# [Selected passage]
******

Baki is a 2018 original net animation series adapted from the manga of the same name written and illustrated by Keisuke Itagaki. It covers the second part of the manga Baki the Grappler series and is directed by Toshiki Hirano at TMS Entertainment with character designs handled by Fujio Suzuki and scripts overseen by Tatsuhiko Urahata. It began streaming on Netflix on June 25, 2018 in Japan, and started streaming on December 18, 2018 outside Japan. The series then started airing on several Japanese television channels beginning with Tokyo MX on July 1. Its opening theme song is "Beastful" by Granrodeo and its ending theme "Resolve" is performed by Azusa Tadokoro with lyrics by Miho Karasawa. The first season focuses on five inmates who break out of prison from around the world and travel to Japan.

Netflix renewed the series for a second season on March 19, 2019. On March 5, 2020, it was announced that the main staff TMS Entertainment would be returning to produce the second season with the addition of a new character designer and art director. The 13 episode second season covering the "Great Chinese Challenge" and the Alai Jr. arcs was released exclusively on Netflix on June 4, 2020. Its opening theme is "Jounetsu wa Oboete Iru" performed by Granrodeo and its ending theme is "Dead Stroke" performed by Ena Fujita.

******

# [Extracted information]
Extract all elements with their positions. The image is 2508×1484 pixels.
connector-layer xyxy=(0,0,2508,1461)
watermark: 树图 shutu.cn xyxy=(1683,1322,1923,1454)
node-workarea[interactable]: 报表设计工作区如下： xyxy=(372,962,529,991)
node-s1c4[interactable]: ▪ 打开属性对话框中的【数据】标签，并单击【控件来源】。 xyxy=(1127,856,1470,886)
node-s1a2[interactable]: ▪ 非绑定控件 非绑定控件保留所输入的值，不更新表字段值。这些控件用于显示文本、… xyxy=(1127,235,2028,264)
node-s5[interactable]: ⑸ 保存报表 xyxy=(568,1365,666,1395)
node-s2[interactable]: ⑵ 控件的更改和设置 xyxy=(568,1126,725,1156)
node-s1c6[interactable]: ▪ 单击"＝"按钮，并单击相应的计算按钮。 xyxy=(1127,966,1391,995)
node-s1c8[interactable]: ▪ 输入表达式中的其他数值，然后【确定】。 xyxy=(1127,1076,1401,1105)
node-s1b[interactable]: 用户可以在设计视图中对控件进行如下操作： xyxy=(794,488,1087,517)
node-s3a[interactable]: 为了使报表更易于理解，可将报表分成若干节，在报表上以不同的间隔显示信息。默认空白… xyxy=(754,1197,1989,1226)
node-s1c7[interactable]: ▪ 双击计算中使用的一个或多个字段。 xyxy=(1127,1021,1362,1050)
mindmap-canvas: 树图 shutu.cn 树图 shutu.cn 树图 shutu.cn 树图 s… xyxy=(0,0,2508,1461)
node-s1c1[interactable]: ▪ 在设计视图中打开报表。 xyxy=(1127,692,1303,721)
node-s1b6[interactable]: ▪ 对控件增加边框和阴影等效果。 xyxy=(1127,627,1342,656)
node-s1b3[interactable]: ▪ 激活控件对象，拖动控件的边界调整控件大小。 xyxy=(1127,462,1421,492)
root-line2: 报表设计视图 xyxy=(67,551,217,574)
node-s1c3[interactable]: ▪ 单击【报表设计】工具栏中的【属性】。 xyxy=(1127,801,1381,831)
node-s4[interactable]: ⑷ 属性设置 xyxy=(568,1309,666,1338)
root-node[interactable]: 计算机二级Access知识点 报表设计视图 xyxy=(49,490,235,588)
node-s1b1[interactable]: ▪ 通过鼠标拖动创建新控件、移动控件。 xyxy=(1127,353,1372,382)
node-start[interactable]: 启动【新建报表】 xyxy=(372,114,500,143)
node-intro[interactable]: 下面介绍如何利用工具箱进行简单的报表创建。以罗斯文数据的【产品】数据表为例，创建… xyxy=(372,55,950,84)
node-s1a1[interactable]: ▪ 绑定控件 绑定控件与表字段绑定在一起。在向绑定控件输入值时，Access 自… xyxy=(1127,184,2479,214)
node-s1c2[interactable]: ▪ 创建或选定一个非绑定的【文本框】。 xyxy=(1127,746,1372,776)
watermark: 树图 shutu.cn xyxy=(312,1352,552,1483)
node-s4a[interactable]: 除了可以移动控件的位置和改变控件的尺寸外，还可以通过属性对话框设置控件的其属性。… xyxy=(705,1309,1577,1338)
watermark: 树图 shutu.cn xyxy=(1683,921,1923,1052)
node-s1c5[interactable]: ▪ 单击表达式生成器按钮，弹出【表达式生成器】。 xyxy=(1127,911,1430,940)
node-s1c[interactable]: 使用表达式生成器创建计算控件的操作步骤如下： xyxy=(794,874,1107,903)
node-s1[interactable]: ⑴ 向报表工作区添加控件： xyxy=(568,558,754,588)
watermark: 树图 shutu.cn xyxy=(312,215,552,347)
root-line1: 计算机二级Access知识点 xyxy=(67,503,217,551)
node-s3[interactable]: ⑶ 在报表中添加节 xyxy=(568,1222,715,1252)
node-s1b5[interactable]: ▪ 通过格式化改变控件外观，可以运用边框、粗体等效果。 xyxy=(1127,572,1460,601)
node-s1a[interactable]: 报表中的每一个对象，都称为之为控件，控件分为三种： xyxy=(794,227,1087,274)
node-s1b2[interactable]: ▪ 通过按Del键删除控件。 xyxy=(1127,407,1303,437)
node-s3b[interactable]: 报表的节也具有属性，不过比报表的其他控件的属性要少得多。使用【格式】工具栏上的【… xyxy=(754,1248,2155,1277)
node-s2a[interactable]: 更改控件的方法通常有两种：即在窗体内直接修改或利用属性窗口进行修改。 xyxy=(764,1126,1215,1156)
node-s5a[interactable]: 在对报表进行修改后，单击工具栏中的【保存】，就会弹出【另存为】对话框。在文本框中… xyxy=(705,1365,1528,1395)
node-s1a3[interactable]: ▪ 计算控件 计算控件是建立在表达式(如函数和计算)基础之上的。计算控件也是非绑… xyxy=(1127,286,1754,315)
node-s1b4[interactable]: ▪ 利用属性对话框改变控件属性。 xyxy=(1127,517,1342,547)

******

# [To be done]
• A. Switch "prison" to "jail" in the Baki text, beginning at the words "Baki is a 2018" and stopping after "travel to Japan.".
• B. Using the Baki text, answer yes or no to each statement and quote the words that decide it: (i) The series began streaming on Netflix in Japan on June 25, 2018. (ii) The second season has 12 episodes. (iii) The ending theme "Resolve" is performed by Miho Karasawa.

# [Complete answers]
• A.
Baki is a 2018 original net animation series adapted from the manga of the same name written and illustrated by Keisuke Itagaki. It covers the second part of the manga Baki the Grappler series and is directed by Toshiki Hirano at TMS Entertainment with character designs handled by Fujio Suzuki and scripts overseen by Tatsuhiko Urahata. It began streaming on Netflix on June 25, 2018 in Japan, and started streaming on December 18, 2018 outside Japan. The series then started airing on several Japanese television channels beginning with Tokyo MX on July 1. Its opening theme song is "Beastful" by Granrodeo and its ending theme "Resolve" is performed by Azusa Tadokoro with lyrics by Miho Karasawa. The first season focuses on five inmates who break out of jail from around the world and travel to Japan.

• B.
(i) Yes: "It began streaming on Netflix on June 25, 2018 in Japan"
(ii) No: "The 13 episode second season"
(iii) No: "its ending theme "Resolve" is performed by Azusa Tadokoro with lyrics by Miho Karasawa"